>> start Source data

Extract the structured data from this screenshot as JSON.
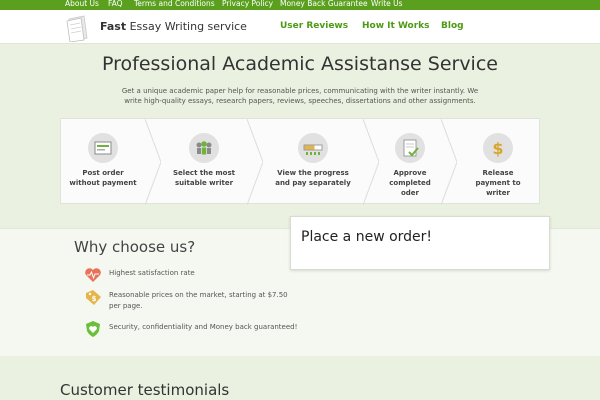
{
  "topbar": {
    "links": [
      "About Us",
      "FAQ",
      "Terms and Conditions",
      "Privacy Policy",
      "Money Back Guarantee",
      "Write Us"
    ]
  },
  "logo": {
    "bold": "Fast",
    "rest": "Essay Writing service"
  },
  "nav": [
    "User Reviews",
    "How It Works",
    "Blog"
  ],
  "hero": {
    "title": "Professional Academic Assistanse Service",
    "description": "Get a unique academic paper help for reasonable prices, communicating with the writer instantly. We write high-quality essays, research papers, reviews, speeches, dissertations and other assignments."
  },
  "steps": [
    {
      "label": "Post order without payment",
      "icon": "order-form-icon"
    },
    {
      "label": "Select the most suitable writer",
      "icon": "writers-icon"
    },
    {
      "label": "View the progress and pay separately",
      "icon": "progress-icon"
    },
    {
      "label": "Approve completed oder",
      "icon": "approve-document-icon"
    },
    {
      "label": "Release payment to writer",
      "icon": "dollar-icon"
    }
  ],
  "why": {
    "title": "Why choose us?",
    "items": [
      {
        "text": "Highest satisfaction rate",
        "icon": "heart-icon",
        "color": "#e8735a"
      },
      {
        "text": "Reasonable prices on the market, starting at $7.50 per page.",
        "icon": "price-tag-icon",
        "color": "#e6b54a"
      },
      {
        "text": "Security, confidentiality and Money back guaranteed!",
        "icon": "shield-heart-icon",
        "color": "#6cbf3a"
      }
    ]
  },
  "order": {
    "title": "Place a new order!"
  },
  "testimonials": {
    "title": "Customer testimonials"
  },
  "colors": {
    "brand": "#5aa01e",
    "nav": "#4d9a14",
    "background": "#eaf1e0"
  }
}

>> end Source data

→ Given exercise
Copy each line of the preceding data that contains the string "progress".

→ Written solution
      "label": "View the progress and pay separately",
      "icon": "progress-icon"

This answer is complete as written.